[TASK DETAILS]:
Read the lines that follow and pick out every one containing the word "shown".

━━━ RECORDS PROVIDED ━━━

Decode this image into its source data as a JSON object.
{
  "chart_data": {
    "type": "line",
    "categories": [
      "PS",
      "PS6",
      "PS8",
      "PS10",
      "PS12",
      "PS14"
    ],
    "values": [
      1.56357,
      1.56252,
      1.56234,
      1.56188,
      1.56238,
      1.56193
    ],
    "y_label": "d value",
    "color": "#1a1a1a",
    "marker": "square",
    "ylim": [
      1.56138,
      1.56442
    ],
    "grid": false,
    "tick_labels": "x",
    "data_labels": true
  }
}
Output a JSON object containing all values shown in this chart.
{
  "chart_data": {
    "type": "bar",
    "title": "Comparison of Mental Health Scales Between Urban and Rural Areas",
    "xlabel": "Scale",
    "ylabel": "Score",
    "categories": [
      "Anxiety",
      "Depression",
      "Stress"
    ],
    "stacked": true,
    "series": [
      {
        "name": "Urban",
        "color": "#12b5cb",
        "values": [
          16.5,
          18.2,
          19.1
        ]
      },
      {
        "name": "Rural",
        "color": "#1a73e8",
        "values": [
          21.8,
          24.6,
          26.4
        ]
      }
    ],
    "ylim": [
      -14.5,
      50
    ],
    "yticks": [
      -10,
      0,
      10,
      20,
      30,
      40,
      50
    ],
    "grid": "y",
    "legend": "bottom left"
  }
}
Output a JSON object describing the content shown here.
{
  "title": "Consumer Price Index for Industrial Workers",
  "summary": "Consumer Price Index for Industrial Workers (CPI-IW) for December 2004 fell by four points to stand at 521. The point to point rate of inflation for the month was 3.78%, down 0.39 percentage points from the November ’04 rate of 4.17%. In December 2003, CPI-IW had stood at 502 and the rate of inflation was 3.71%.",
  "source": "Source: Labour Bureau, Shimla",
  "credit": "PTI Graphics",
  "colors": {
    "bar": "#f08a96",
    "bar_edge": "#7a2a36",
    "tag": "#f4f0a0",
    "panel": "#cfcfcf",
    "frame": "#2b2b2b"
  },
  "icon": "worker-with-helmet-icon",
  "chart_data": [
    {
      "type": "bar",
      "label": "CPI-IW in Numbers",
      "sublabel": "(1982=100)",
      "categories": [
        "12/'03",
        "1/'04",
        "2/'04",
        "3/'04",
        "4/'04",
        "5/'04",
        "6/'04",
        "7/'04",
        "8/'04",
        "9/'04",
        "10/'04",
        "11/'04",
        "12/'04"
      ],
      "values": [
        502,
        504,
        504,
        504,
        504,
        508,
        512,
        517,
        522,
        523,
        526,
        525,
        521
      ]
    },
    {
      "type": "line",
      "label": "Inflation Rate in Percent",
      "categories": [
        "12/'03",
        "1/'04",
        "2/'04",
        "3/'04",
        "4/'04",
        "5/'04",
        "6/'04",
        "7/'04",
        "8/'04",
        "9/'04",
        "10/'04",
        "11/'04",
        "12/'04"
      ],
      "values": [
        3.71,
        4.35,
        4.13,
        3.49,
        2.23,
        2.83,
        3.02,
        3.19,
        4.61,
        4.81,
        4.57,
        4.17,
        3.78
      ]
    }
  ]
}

━━━

[RESPONSE TO THIS EXERCISE]:
Output a JSON object containing all values shown in this chart.
Output a JSON object describing the content shown here.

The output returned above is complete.